*DATASET*.
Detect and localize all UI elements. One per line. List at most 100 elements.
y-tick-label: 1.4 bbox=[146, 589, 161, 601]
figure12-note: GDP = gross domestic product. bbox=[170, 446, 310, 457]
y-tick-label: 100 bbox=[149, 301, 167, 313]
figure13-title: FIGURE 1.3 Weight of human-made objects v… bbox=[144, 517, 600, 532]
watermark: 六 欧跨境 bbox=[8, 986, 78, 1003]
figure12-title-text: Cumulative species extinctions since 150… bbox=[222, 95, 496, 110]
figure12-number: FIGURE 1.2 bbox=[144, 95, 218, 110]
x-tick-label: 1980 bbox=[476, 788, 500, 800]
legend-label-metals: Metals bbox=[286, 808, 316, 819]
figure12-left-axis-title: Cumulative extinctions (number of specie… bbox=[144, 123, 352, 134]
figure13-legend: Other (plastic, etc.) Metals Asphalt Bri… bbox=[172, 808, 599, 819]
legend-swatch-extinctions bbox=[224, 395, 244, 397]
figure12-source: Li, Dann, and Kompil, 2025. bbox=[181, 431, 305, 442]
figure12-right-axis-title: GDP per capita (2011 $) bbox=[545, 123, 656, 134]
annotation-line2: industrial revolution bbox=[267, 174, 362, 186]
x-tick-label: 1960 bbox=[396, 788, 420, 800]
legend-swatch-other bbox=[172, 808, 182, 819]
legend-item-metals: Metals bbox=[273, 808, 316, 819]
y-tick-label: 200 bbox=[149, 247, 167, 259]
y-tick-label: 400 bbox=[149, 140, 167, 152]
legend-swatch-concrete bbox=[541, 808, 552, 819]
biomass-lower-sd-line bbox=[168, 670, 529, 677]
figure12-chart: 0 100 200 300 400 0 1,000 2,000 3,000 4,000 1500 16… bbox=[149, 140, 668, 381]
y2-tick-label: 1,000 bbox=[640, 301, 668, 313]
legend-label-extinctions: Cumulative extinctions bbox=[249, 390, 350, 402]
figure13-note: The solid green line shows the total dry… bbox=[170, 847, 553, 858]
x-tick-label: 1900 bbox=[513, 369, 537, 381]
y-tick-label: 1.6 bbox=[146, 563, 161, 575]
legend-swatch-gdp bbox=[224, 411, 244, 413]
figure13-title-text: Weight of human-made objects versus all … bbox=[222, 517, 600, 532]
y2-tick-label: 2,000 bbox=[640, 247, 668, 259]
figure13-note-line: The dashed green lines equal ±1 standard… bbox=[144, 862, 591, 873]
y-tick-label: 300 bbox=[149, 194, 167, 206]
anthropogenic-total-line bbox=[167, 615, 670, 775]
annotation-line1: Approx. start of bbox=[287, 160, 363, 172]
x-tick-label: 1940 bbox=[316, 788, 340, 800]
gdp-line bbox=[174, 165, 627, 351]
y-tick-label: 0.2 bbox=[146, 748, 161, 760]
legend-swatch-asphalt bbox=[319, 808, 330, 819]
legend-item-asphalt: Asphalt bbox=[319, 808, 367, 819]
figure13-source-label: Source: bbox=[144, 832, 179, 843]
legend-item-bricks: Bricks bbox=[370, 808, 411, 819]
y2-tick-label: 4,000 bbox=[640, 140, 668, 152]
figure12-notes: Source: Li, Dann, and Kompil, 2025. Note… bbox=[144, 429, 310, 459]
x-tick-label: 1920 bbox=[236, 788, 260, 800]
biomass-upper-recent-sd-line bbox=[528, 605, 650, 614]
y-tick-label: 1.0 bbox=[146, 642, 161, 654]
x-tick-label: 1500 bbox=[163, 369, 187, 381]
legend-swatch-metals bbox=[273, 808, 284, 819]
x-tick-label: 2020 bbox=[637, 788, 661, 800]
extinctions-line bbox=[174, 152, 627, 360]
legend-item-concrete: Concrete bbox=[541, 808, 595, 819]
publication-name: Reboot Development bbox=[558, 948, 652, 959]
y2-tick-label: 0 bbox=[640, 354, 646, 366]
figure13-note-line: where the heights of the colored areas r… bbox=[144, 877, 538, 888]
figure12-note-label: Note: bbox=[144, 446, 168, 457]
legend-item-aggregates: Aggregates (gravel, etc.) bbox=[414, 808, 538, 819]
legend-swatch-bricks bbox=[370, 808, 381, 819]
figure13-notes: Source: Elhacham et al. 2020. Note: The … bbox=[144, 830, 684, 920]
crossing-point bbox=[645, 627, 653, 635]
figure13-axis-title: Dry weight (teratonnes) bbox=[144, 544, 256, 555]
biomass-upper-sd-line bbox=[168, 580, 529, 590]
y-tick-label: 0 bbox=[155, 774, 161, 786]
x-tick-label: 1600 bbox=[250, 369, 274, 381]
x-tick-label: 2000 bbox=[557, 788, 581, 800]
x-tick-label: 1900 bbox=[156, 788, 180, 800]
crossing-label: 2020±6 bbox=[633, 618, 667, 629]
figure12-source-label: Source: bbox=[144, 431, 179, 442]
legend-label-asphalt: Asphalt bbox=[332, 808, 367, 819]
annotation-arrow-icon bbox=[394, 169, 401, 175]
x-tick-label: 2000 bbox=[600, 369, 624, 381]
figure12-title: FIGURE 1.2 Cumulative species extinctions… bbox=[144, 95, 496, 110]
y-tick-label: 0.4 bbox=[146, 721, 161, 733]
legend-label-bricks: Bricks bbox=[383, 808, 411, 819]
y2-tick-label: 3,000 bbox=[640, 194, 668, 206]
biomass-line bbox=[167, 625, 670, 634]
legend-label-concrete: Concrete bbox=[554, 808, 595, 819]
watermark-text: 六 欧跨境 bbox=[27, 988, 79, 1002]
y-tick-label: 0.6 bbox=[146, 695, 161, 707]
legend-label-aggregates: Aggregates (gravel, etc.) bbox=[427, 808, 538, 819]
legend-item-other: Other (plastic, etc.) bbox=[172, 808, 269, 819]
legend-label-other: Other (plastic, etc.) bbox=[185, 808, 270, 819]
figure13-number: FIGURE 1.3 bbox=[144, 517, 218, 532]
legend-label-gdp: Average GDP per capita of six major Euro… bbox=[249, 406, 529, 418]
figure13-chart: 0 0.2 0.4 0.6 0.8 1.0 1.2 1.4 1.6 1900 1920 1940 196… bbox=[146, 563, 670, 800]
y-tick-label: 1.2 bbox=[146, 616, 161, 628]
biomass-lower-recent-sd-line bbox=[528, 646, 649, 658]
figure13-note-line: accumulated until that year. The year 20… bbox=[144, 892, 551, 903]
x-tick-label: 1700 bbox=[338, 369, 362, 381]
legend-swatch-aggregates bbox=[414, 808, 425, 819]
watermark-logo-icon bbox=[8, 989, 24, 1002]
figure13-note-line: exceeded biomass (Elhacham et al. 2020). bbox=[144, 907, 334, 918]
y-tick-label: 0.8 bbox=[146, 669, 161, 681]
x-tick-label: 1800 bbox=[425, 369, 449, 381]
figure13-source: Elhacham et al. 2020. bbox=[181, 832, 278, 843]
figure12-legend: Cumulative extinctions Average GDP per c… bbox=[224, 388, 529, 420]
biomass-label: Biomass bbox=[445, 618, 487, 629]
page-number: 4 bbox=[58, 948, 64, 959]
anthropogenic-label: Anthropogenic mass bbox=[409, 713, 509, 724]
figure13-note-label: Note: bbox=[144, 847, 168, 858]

*EXERCISE*.
Please rewrite the stretch from the start of the material through the line containing "y2-tick-label: 1,000 bbox=[640, 301, 668, 313]", renaming "GDP" to "G.D.P." everywhere in it and keeping everything else the same.

*FINISHED EXERCISE*.
Detect and localize all UI elements. One per line. List at most 100 elements.
y-tick-label: 1.4 bbox=[146, 589, 161, 601]
figure12-note: G.D.P. = gross domestic product. bbox=[170, 446, 310, 457]
y-tick-label: 100 bbox=[149, 301, 167, 313]
figure13-title: FIGURE 1.3 Weight of human-made objects v… bbox=[144, 517, 600, 532]
watermark: 六 欧跨境 bbox=[8, 986, 78, 1003]
figure12-title-text: Cumulative species extinctions since 150… bbox=[222, 95, 496, 110]
figure12-number: FIGURE 1.2 bbox=[144, 95, 218, 110]
x-tick-label: 1980 bbox=[476, 788, 500, 800]
legend-label-metals: Metals bbox=[286, 808, 316, 819]
figure12-left-axis-title: Cumulative extinctions (number of specie… bbox=[144, 123, 352, 134]
figure13-legend: Other (plastic, etc.) Metals Asphalt Bri… bbox=[172, 808, 599, 819]
legend-swatch-extinctions bbox=[224, 395, 244, 397]
figure12-source: Li, Dann, and Kompil, 2025. bbox=[181, 431, 305, 442]
figure12-right-axis-title: G.D.P. per capita (2011 $) bbox=[545, 123, 656, 134]
annotation-line2: industrial revolution bbox=[267, 174, 362, 186]
x-tick-label: 1960 bbox=[396, 788, 420, 800]
legend-swatch-other bbox=[172, 808, 182, 819]
legend-item-metals: Metals bbox=[273, 808, 316, 819]
y-tick-label: 200 bbox=[149, 247, 167, 259]
y-tick-label: 400 bbox=[149, 140, 167, 152]
legend-swatch-concrete bbox=[541, 808, 552, 819]
biomass-lower-sd-line bbox=[168, 670, 529, 677]
figure12-chart: 0 100 200 300 400 0 1,000 2,000 3,000 4,000 1500 16… bbox=[149, 140, 668, 381]
y2-tick-label: 1,000 bbox=[640, 301, 668, 313]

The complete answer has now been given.